Task prompt: Answer with nothing but a number: how many lines include the word "voices"?

● ● ●

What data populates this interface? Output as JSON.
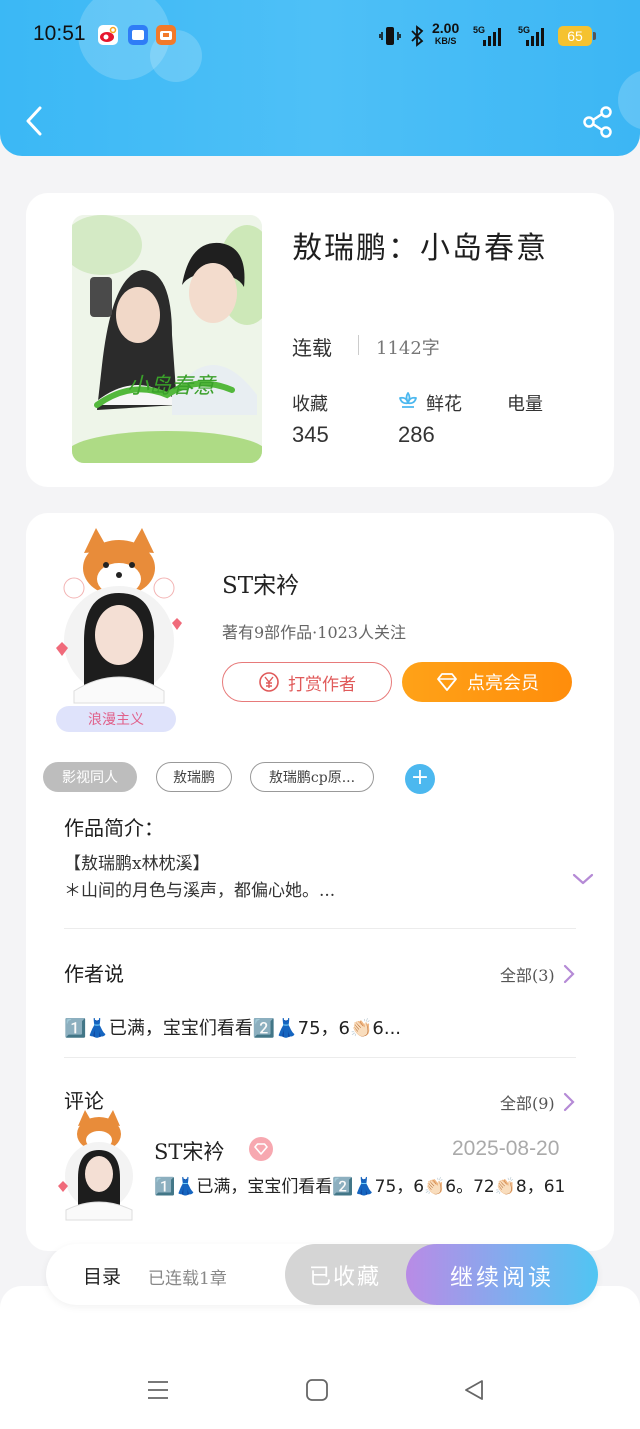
{
  "status_bar": {
    "time": "10:51",
    "net_speed": "2.00",
    "net_unit": "KB/S",
    "sig1": "5G",
    "sig2": "5G",
    "battery": "65"
  },
  "book": {
    "title": "敖瑞鹏：小岛春意",
    "status": "连载",
    "word_count": "1142字",
    "stats": [
      {
        "label": "收藏",
        "value": "345"
      },
      {
        "label": "鲜花",
        "value": "286"
      },
      {
        "label": "电量",
        "value": ""
      }
    ]
  },
  "author": {
    "name": "ST宋衿",
    "meta": "著有9部作品·1023人关注",
    "badge": "浪漫主义",
    "reward_label": "打赏作者",
    "vip_label": "点亮会员"
  },
  "tags": [
    "影视同人",
    "敖瑞鹏",
    "敖瑞鹏cp原..."
  ],
  "intro": {
    "title": "作品简介：",
    "line1": "【敖瑞鹏x林枕溪】",
    "line2": "＊山间的月色与溪声，都偏心她。..."
  },
  "author_says": {
    "title": "作者说",
    "more": "全部(3)",
    "text": "1️⃣👗已满，宝宝们看看2️⃣👗75，6👏🏻6..."
  },
  "comments": {
    "title": "评论",
    "more": "全部(9)",
    "items": [
      {
        "name": "ST宋衿",
        "date": "2025-08-20",
        "text": "1️⃣👗已满，宝宝们看看2️⃣👗75，6👏🏻6。72👏🏻8，61"
      }
    ]
  },
  "bottom": {
    "toc": "目录",
    "toc_sub": "已连载1章",
    "collected": "已收藏",
    "continue": "继续阅读"
  },
  "colors": {
    "header": "#3bb8f5",
    "accent_orange": "#ff9614",
    "accent_red": "#e05a5a",
    "accent_blue": "#4cb8ef",
    "purple": "#b98be6"
  }
}
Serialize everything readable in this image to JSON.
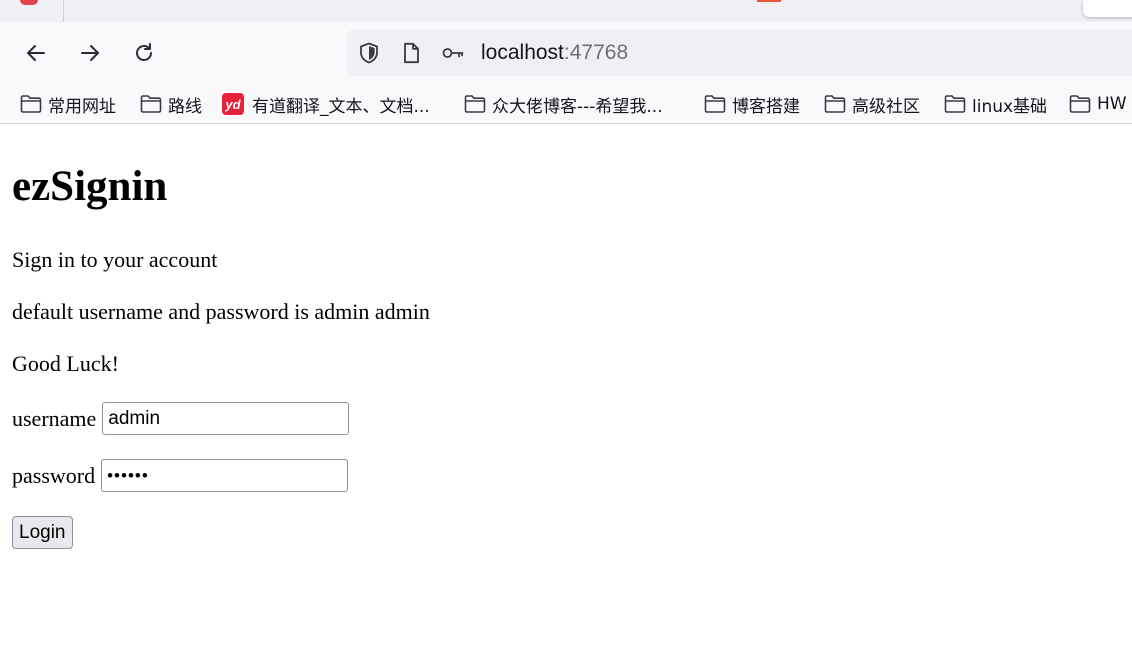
{
  "browser": {
    "url_host": "localhost",
    "url_port": ":47768",
    "bookmarks": [
      {
        "label": "常用网址",
        "icon": "folder-icon"
      },
      {
        "label": "路线",
        "icon": "folder-icon"
      },
      {
        "label": "有道翻译_文本、文档...",
        "icon": "youdao-icon",
        "icon_text": "yd"
      },
      {
        "label": "众大佬博客---希望我...",
        "icon": "folder-icon"
      },
      {
        "label": "博客搭建",
        "icon": "folder-icon"
      },
      {
        "label": "高级社区",
        "icon": "folder-icon"
      },
      {
        "label": "linux基础",
        "icon": "folder-icon"
      },
      {
        "label": "HW",
        "icon": "folder-icon"
      }
    ]
  },
  "page": {
    "title": "ezSignin",
    "subtitle": "Sign in to your account",
    "hint": "default username and password is admin admin",
    "luck": "Good Luck!",
    "username_label": "username",
    "username_value": "admin",
    "password_label": "password",
    "password_value": "admin1",
    "login_label": "Login"
  }
}
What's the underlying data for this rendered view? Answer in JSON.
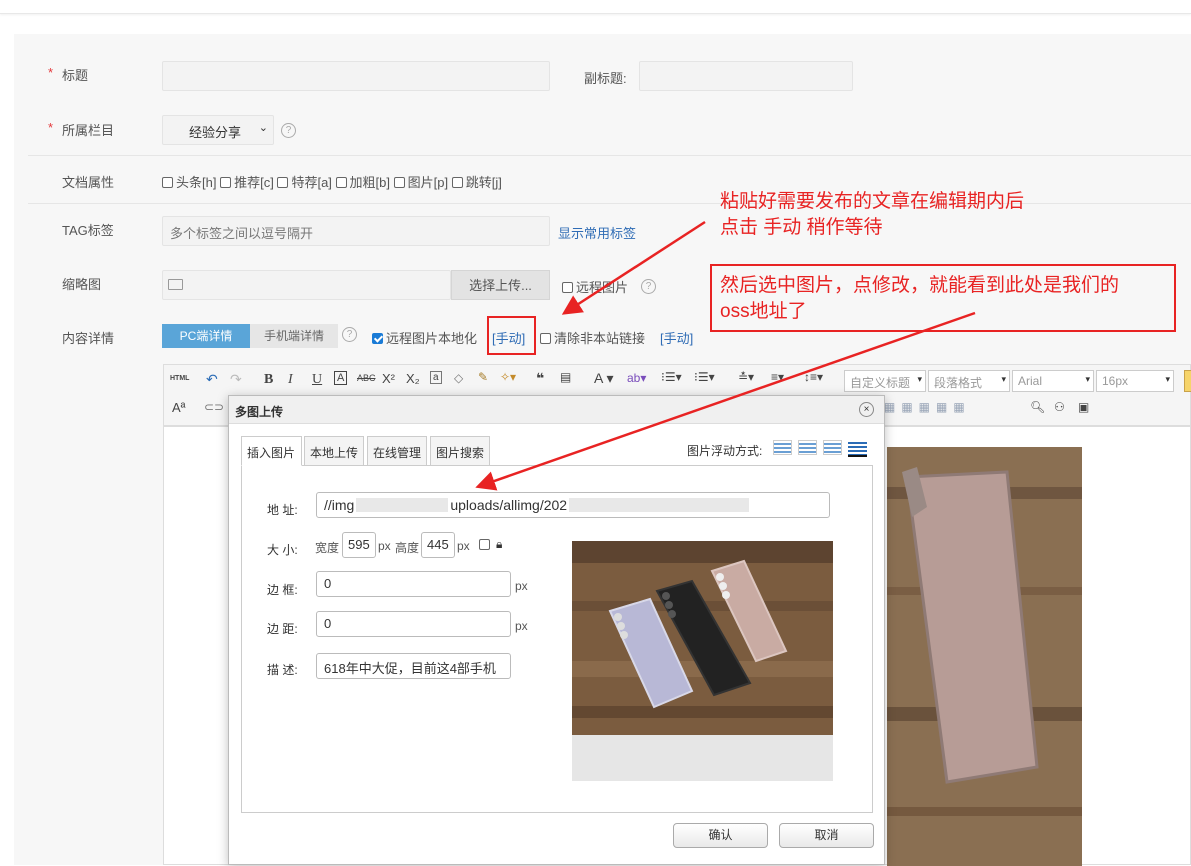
{
  "form": {
    "title_label": "标题",
    "subtitle_label": "副标题:",
    "column_label": "所属栏目",
    "column_value": "经验分享",
    "doc_attr_label": "文档属性",
    "attrs": [
      "头条[h]",
      "推荐[c]",
      "特荐[a]",
      "加粗[b]",
      "图片[p]",
      "跳转[j]"
    ],
    "tag_label": "TAG标签",
    "tag_placeholder": "多个标签之间以逗号隔开",
    "tag_link": "显示常用标签",
    "thumb_label": "缩略图",
    "upload_button": "选择上传...",
    "remote_image": "远程图片",
    "content_label": "内容详情",
    "tab_pc": "PC端详情",
    "tab_mobile": "手机端详情",
    "localize_label": "远程图片本地化",
    "manual_link": "[手动]",
    "clear_links_label": "清除非本站链接",
    "help": "?"
  },
  "toolbar": {
    "html": "HTML",
    "heading_select": "自定义标题",
    "paragraph_select": "段落格式",
    "font_select": "Arial",
    "size_select": "16px"
  },
  "dialog": {
    "title": "多图上传",
    "close": "×",
    "tabs": [
      "插入图片",
      "本地上传",
      "在线管理",
      "图片搜索"
    ],
    "float_label": "图片浮动方式:",
    "addr_label": "地 址:",
    "addr_part1": "//img",
    "addr_part2": "uploads/allimg/202",
    "size_label": "大 小:",
    "width_label": "宽度",
    "width_value": "595",
    "px": "px",
    "height_label": "高度",
    "height_value": "445",
    "border_label": "边 框:",
    "border_value": "0",
    "margin_label": "边 距:",
    "margin_value": "0",
    "desc_label": "描 述:",
    "desc_value": "618年中大促，目前这4部手机",
    "ok": "确认",
    "cancel": "取消"
  },
  "annotations": {
    "note1_line1": "粘贴好需要发布的文章在编辑期内后",
    "note1_line2": "点击  手动  稍作等待",
    "note2_line1": "然后选中图片，点修改，就能看到此处是我们的",
    "note2_line2": "oss地址了"
  },
  "colors": {
    "annotation": "#e82323",
    "accent_tab": "#5aa5d8",
    "link": "#2f6cb5"
  }
}
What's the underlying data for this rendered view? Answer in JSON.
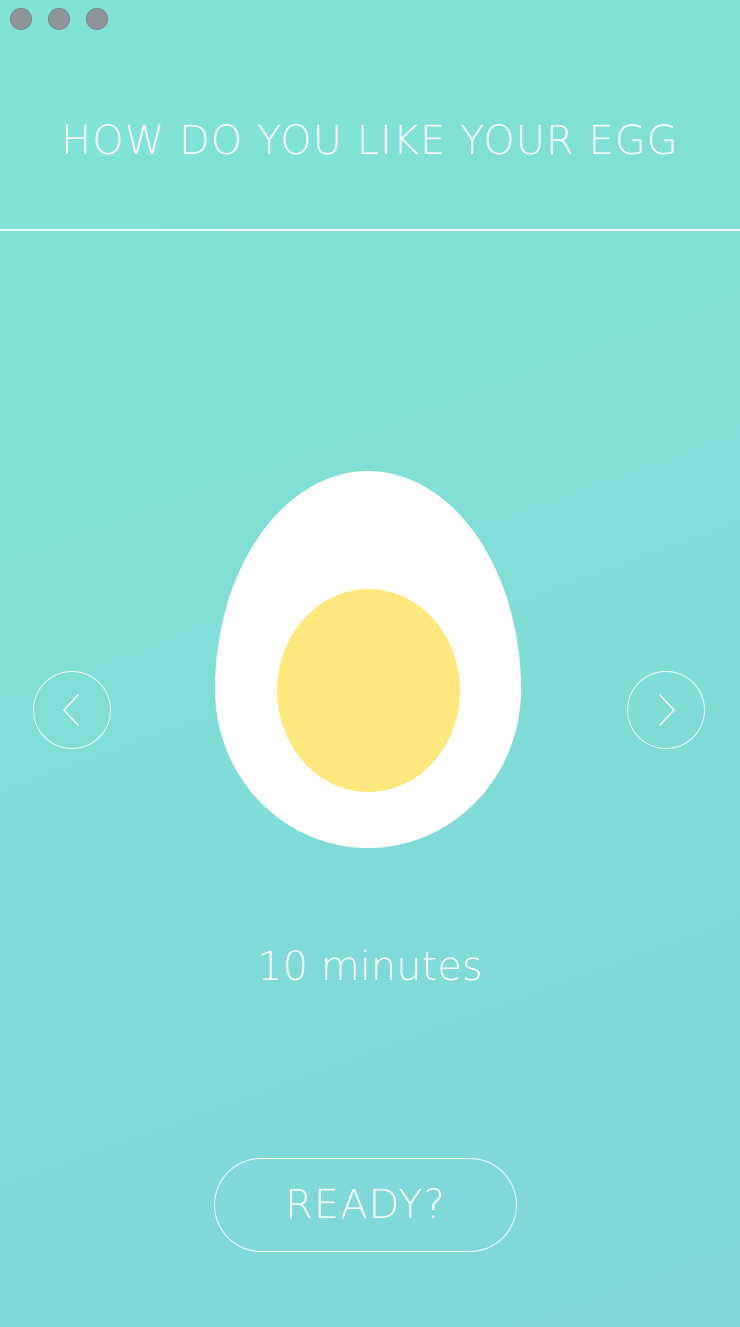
{
  "window": {
    "controls": [
      "close",
      "minimize",
      "zoom"
    ]
  },
  "header": {
    "title": "HOW DO YOU LIKE YOUR EGG"
  },
  "egg": {
    "white_color": "#ffffff",
    "yolk_color": "#fee77c"
  },
  "navigation": {
    "prev_icon": "chevron-left-icon",
    "next_icon": "chevron-right-icon"
  },
  "selection": {
    "time_label": "10 minutes"
  },
  "actions": {
    "ready_label": "READY?"
  },
  "colors": {
    "background_start": "#80e3d6",
    "background_end": "#80d6d9",
    "foreground": "#ffffff"
  }
}
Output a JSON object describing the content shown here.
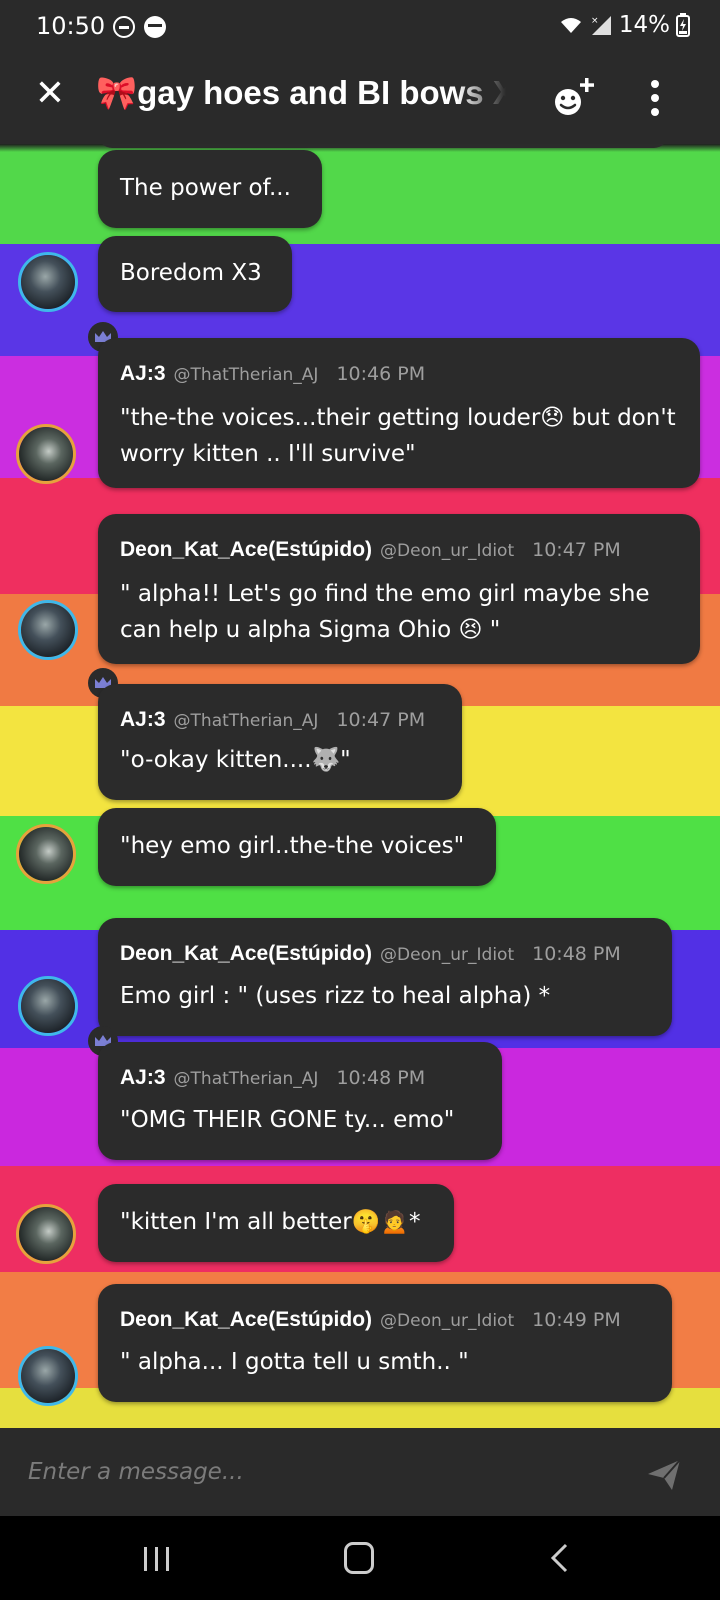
{
  "status_bar": {
    "time": "10:50",
    "battery": "14%"
  },
  "header": {
    "title": "🎀gay hoes and BI bows X",
    "icons": [
      "close-icon",
      "add-member-icon",
      "more-vert-icon"
    ]
  },
  "background_stripes": [
    "#52d84a",
    "#5a36e6",
    "#cb2ee0",
    "#ef2f5f",
    "#f07a43",
    "#f3e440",
    "#4fe045",
    "#5230e5",
    "#ca28de",
    "#ee2e62",
    "#f27d45",
    "#e6df3e"
  ],
  "messages": [
    {
      "text": "The power of..."
    },
    {
      "text": "Boredom X3"
    },
    {
      "username": "AJ:3",
      "handle": "@ThatTherian_AJ",
      "time": "10:46 PM",
      "text": "\"the-the voices...their getting louder😞 but don't worry kitten .. I'll survive\""
    },
    {
      "username": "Deon_Kat_Ace(Estúpido)",
      "handle": "@Deon_ur_Idiot",
      "time": "10:47 PM",
      "text": "\" alpha!! Let's go find the emo girl maybe she can help u alpha Sigma Ohio 😣 \""
    },
    {
      "username": "AJ:3",
      "handle": "@ThatTherian_AJ",
      "time": "10:47 PM",
      "text": "\"o-okay kitten....🐺\""
    },
    {
      "text": "\"hey emo girl..the-the voices\""
    },
    {
      "username": "Deon_Kat_Ace(Estúpido)",
      "handle": "@Deon_ur_Idiot",
      "time": "10:48 PM",
      "text": "Emo girl : \" (uses rizz to heal alpha) *"
    },
    {
      "username": "AJ:3",
      "handle": "@ThatTherian_AJ",
      "time": "10:48 PM",
      "text": "\"OMG THEIR GONE ty... emo\""
    },
    {
      "text": "\"kitten I'm all better🤫🙍*"
    },
    {
      "username": "Deon_Kat_Ace(Estúpido)",
      "handle": "@Deon_ur_Idiot",
      "time": "10:49 PM",
      "text": "\" alpha... I gotta tell u smth.. \""
    }
  ],
  "input": {
    "placeholder": "Enter a message..."
  },
  "colors": {
    "bubble": "#2b2b2b",
    "bar": "#2a2a2a",
    "crown": "#7b7fd4",
    "avatar_ring_blue": "#3fb8ea",
    "avatar_ring_gold": "#e6a23c"
  }
}
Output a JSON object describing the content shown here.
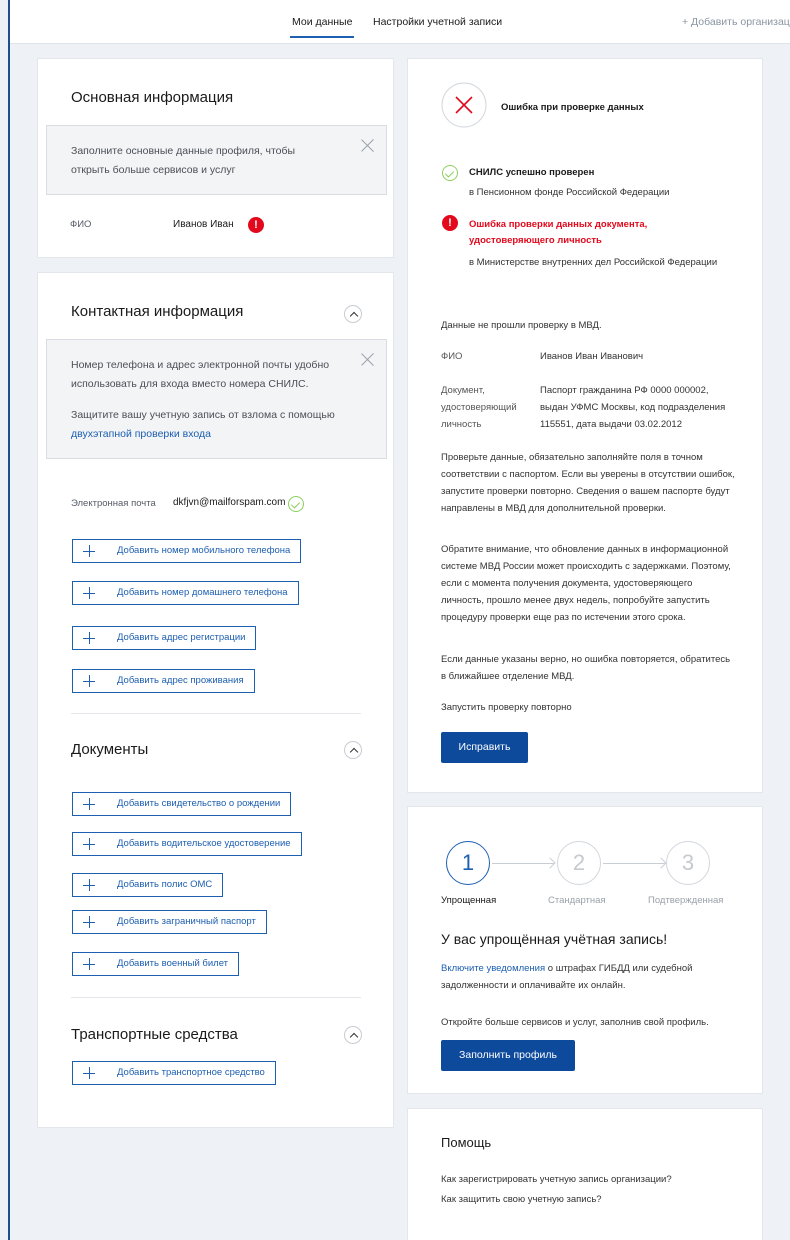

● ● ●

The result: 2